Instead, we all pretend Yellen, Kuroda and Draghi are in fact curing us of our ailments. Presumably because that feels better. That our health deteriorates in the process is simply ignored and denied. But then, that’s what you get when you allow for a bunch of shaky goalseeked economic rules to be taken as some sort of gospel. People one thought leeches healed too, or bloodletting, exorcism, burning at the stake, you name it. Same difference, just a few hundred years later.
What’s happening today is that central bankers start to find that their goalseeked ideas are no longer working. What might work for one may backfire for another. That this might be the direct result of their own mindless policies will never even cross their minds. And so they will continue making things worse, until that facade they operate on cannot hold any longer.
The EU started its braindead QE program yesterday. If it gets to purchase the entire €1.14 trillion in bonds it aims for, that will be a bad thing. If it doesn’t, that will be an arguably worse thing. Draghi should have stayed away from this heresy, but it’s too late now: the die is cast.
Why banks and funds would sell their long maturity bonds, with a relatively high yield, to him, is not clear. On the other hand, that many funds will compete with the ECB for the few bonds that are available, is clear. Draghi simply attempts to turn the sovereign bond market into casino with zero price discovery. Whether he will succeed in that is not clear. To get it done, though, he will have to make some very peculiar moves. That again is clear. Durden:
Presenting The Buyers Of Over 100% Of New German And Japanese Bond Issuance
Back in December, when the total amount of annual ECB Q€ was still up in the air and and consensus expected a lowly €500 billion annual monetization number, we calculated that based on Germany’s capital key contribution of about 26%, the ECB would monetize some €130 billion of German gross issuance, or about 90% of the total scheduled issuance for 2015. Subsequently, the ECB announced that the actual amount across all ECB asset purchasing programs, will be some 44% higher, or €720 billion per year (€60 billion per month). So what does that mean for the revised bond supply and demand across two of the most important developed markets?

Job 1:
Translate this sentence from the commentary on central bank policy into Spanish: "The EU started its braindead QE program yesterday."
Job 2:
Return the passage of the commentary on central bank policy that runs from "What’s happening today" up to and including "die is cast.".

Provided data:
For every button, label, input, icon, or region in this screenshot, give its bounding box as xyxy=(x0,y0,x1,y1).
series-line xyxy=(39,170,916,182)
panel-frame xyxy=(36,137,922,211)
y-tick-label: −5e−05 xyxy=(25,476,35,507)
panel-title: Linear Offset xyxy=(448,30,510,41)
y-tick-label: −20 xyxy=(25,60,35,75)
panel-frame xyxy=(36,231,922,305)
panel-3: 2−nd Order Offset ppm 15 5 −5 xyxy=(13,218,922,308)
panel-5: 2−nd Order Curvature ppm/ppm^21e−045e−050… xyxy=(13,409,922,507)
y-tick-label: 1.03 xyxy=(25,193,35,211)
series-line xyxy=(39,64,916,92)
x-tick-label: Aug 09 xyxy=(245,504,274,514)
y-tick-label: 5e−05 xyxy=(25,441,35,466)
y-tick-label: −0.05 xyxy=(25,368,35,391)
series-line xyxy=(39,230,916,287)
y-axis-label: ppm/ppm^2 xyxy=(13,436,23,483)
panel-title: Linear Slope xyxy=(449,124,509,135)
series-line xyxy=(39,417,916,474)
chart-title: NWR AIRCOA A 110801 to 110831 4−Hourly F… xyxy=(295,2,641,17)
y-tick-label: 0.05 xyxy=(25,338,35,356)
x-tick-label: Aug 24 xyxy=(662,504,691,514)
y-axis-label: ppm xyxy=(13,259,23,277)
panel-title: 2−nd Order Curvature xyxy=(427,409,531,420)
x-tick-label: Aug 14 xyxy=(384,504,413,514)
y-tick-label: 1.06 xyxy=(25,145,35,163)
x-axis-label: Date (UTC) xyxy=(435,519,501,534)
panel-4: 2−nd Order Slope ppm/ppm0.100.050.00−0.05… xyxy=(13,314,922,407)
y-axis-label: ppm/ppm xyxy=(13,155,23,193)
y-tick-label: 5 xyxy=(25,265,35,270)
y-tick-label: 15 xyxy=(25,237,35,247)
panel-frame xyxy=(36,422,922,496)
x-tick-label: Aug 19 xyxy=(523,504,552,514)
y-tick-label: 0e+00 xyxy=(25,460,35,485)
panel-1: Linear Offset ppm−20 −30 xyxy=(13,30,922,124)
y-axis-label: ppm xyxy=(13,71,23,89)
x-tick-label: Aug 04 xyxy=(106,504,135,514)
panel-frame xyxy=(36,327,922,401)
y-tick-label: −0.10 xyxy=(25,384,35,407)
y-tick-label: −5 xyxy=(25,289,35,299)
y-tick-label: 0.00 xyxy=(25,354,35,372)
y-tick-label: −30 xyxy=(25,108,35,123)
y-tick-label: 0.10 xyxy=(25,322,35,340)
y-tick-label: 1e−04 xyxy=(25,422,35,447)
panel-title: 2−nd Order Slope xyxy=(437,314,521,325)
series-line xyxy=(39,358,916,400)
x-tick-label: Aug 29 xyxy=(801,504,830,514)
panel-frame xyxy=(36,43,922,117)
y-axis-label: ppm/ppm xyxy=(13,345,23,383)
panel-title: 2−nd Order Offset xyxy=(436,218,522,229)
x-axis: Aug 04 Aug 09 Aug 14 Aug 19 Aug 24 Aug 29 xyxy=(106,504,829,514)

Result 1:
La UE puso en marcha ayer su descerebrado programa de QE.

Result 2:
What’s happening today is that central bankers start to find that their goalseeked ideas are no longer working. What might work for one may backfire for another. That this might be the direct result of their own mindless policies will never even cross their minds. And so they will continue making things worse, until that facade they operate on cannot hold any longer.
The EU started its braindead QE program yesterday. If it gets to purchase the entire €1.14 trillion in bonds it aims for, that will be a bad thing. If it doesn’t, that will be an arguably worse thing. Draghi should have stayed away from this heresy, but it’s too late now: the die is cast.